[Excerpts from a figure dataset]
----

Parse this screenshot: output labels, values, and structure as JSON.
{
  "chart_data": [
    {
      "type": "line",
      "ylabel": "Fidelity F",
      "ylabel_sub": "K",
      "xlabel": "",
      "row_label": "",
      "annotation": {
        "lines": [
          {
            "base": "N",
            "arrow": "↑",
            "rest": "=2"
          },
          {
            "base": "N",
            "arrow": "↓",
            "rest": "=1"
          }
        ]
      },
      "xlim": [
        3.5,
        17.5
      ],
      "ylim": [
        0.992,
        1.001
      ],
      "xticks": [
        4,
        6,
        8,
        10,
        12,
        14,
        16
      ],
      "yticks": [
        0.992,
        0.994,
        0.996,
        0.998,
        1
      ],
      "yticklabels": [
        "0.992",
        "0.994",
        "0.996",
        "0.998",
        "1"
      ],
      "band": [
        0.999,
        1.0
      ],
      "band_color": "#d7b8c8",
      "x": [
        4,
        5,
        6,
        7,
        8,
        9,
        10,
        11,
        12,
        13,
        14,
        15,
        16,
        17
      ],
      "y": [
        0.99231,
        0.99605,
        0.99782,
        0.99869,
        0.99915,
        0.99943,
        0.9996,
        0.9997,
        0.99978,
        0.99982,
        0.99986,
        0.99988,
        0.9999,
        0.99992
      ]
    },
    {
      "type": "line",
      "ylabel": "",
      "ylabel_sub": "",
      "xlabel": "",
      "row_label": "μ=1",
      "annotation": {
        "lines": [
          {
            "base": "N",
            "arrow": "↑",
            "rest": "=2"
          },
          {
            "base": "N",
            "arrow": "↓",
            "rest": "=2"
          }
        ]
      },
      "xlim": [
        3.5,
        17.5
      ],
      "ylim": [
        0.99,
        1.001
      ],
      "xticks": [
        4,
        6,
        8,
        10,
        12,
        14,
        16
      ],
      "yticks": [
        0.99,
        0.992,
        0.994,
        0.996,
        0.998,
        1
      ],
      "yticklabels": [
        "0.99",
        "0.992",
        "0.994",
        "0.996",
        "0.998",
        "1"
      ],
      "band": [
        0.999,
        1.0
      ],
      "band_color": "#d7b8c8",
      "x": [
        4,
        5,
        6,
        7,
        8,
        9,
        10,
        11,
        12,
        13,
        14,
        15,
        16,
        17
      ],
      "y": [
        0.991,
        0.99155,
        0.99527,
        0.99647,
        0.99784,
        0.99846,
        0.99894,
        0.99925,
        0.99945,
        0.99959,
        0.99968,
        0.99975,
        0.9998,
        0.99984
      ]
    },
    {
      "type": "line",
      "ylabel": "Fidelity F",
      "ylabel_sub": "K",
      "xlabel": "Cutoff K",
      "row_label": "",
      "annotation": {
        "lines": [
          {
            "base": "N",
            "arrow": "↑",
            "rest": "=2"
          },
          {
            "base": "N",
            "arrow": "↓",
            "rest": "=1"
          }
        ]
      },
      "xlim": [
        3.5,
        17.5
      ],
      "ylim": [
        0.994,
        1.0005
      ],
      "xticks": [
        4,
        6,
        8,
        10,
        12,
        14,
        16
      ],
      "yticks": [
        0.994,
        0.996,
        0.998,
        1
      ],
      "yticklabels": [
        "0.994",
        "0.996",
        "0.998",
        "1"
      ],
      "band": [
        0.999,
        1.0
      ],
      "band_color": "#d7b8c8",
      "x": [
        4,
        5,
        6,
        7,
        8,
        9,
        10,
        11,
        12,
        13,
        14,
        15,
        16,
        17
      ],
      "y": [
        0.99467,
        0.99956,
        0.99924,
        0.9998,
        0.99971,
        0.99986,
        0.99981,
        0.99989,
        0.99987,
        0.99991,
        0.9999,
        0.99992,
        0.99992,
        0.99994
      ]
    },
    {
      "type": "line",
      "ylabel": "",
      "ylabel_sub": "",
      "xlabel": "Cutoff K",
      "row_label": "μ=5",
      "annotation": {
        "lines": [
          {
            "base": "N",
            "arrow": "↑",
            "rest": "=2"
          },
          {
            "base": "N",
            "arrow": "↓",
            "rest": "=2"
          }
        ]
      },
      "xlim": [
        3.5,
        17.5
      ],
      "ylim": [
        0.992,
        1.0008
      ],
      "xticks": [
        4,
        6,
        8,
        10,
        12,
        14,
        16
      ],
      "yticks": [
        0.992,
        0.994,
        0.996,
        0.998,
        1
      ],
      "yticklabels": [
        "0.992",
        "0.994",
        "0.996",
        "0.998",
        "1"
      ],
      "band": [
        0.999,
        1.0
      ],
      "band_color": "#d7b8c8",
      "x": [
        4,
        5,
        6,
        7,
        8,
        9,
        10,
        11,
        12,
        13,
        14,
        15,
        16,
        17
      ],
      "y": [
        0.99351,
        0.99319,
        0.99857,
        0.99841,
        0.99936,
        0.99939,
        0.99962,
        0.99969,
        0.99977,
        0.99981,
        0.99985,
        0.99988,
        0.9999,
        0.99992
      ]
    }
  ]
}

----

▶ _Set task_
Exactly as shown, repeat every record.

▶ _Result of this task_
Parse this screenshot: output labels, values, and structure as JSON.
{
  "chart_data": [
    {
      "type": "line",
      "ylabel": "Fidelity F",
      "ylabel_sub": "K",
      "xlabel": "",
      "row_label": "",
      "annotation": {
        "lines": [
          {
            "base": "N",
            "arrow": "↑",
            "rest": "=2"
          },
          {
            "base": "N",
            "arrow": "↓",
            "rest": "=1"
          }
        ]
      },
      "xlim": [
        3.5,
        17.5
      ],
      "ylim": [
        0.992,
        1.001
      ],
      "xticks": [
        4,
        6,
        8,
        10,
        12,
        14,
        16
      ],
      "yticks": [
        0.992,
        0.994,
        0.996,
        0.998,
        1
      ],
      "yticklabels": [
        "0.992",
        "0.994",
        "0.996",
        "0.998",
        "1"
      ],
      "band": [
        0.999,
        1.0
      ],
      "band_color": "#d7b8c8",
      "x": [
        4,
        5,
        6,
        7,
        8,
        9,
        10,
        11,
        12,
        13,
        14,
        15,
        16,
        17
      ],
      "y": [
        0.99231,
        0.99605,
        0.99782,
        0.99869,
        0.99915,
        0.99943,
        0.9996,
        0.9997,
        0.99978,
        0.99982,
        0.99986,
        0.99988,
        0.9999,
        0.99992
      ]
    },
    {
      "type": "line",
      "ylabel": "",
      "ylabel_sub": "",
      "xlabel": "",
      "row_label": "μ=1",
      "annotation": {
        "lines": [
          {
            "base": "N",
            "arrow": "↑",
            "rest": "=2"
          },
          {
            "base": "N",
            "arrow": "↓",
            "rest": "=2"
          }
        ]
      },
      "xlim": [
        3.5,
        17.5
      ],
      "ylim": [
        0.99,
        1.001
      ],
      "xticks": [
        4,
        6,
        8,
        10,
        12,
        14,
        16
      ],
      "yticks": [
        0.99,
        0.992,
        0.994,
        0.996,
        0.998,
        1
      ],
      "yticklabels": [
        "0.99",
        "0.992",
        "0.994",
        "0.996",
        "0.998",
        "1"
      ],
      "band": [
        0.999,
        1.0
      ],
      "band_color": "#d7b8c8",
      "x": [
        4,
        5,
        6,
        7,
        8,
        9,
        10,
        11,
        12,
        13,
        14,
        15,
        16,
        17
      ],
      "y": [
        0.991,
        0.99155,
        0.99527,
        0.99647,
        0.99784,
        0.99846,
        0.99894,
        0.99925,
        0.99945,
        0.99959,
        0.99968,
        0.99975,
        0.9998,
        0.99984
      ]
    },
    {
      "type": "line",
      "ylabel": "Fidelity F",
      "ylabel_sub": "K",
      "xlabel": "Cutoff K",
      "row_label": "",
      "annotation": {
        "lines": [
          {
            "base": "N",
            "arrow": "↑",
            "rest": "=2"
          },
          {
            "base": "N",
            "arrow": "↓",
            "rest": "=1"
          }
        ]
      },
      "xlim": [
        3.5,
        17.5
      ],
      "ylim": [
        0.994,
        1.0005
      ],
      "xticks": [
        4,
        6,
        8,
        10,
        12,
        14,
        16
      ],
      "yticks": [
        0.994,
        0.996,
        0.998,
        1
      ],
      "yticklabels": [
        "0.994",
        "0.996",
        "0.998",
        "1"
      ],
      "band": [
        0.999,
        1.0
      ],
      "band_color": "#d7b8c8",
      "x": [
        4,
        5,
        6,
        7,
        8,
        9,
        10,
        11,
        12,
        13,
        14,
        15,
        16,
        17
      ],
      "y": [
        0.99467,
        0.99956,
        0.99924,
        0.9998,
        0.99971,
        0.99986,
        0.99981,
        0.99989,
        0.99987,
        0.99991,
        0.9999,
        0.99992,
        0.99992,
        0.99994
      ]
    },
    {
      "type": "line",
      "ylabel": "",
      "ylabel_sub": "",
      "xlabel": "Cutoff K",
      "row_label": "μ=5",
      "annotation": {
        "lines": [
          {
            "base": "N",
            "arrow": "↑",
            "rest": "=2"
          },
          {
            "base": "N",
            "arrow": "↓",
            "rest": "=2"
          }
        ]
      },
      "xlim": [
        3.5,
        17.5
      ],
      "ylim": [
        0.992,
        1.0008
      ],
      "xticks": [
        4,
        6,
        8,
        10,
        12,
        14,
        16
      ],
      "yticks": [
        0.992,
        0.994,
        0.996,
        0.998,
        1
      ],
      "yticklabels": [
        "0.992",
        "0.994",
        "0.996",
        "0.998",
        "1"
      ],
      "band": [
        0.999,
        1.0
      ],
      "band_color": "#d7b8c8",
      "x": [
        4,
        5,
        6,
        7,
        8,
        9,
        10,
        11,
        12,
        13,
        14,
        15,
        16,
        17
      ],
      "y": [
        0.99351,
        0.99319,
        0.99857,
        0.99841,
        0.99936,
        0.99939,
        0.99962,
        0.99969,
        0.99977,
        0.99981,
        0.99985,
        0.99988,
        0.9999,
        0.99992
      ]
    }
  ]
}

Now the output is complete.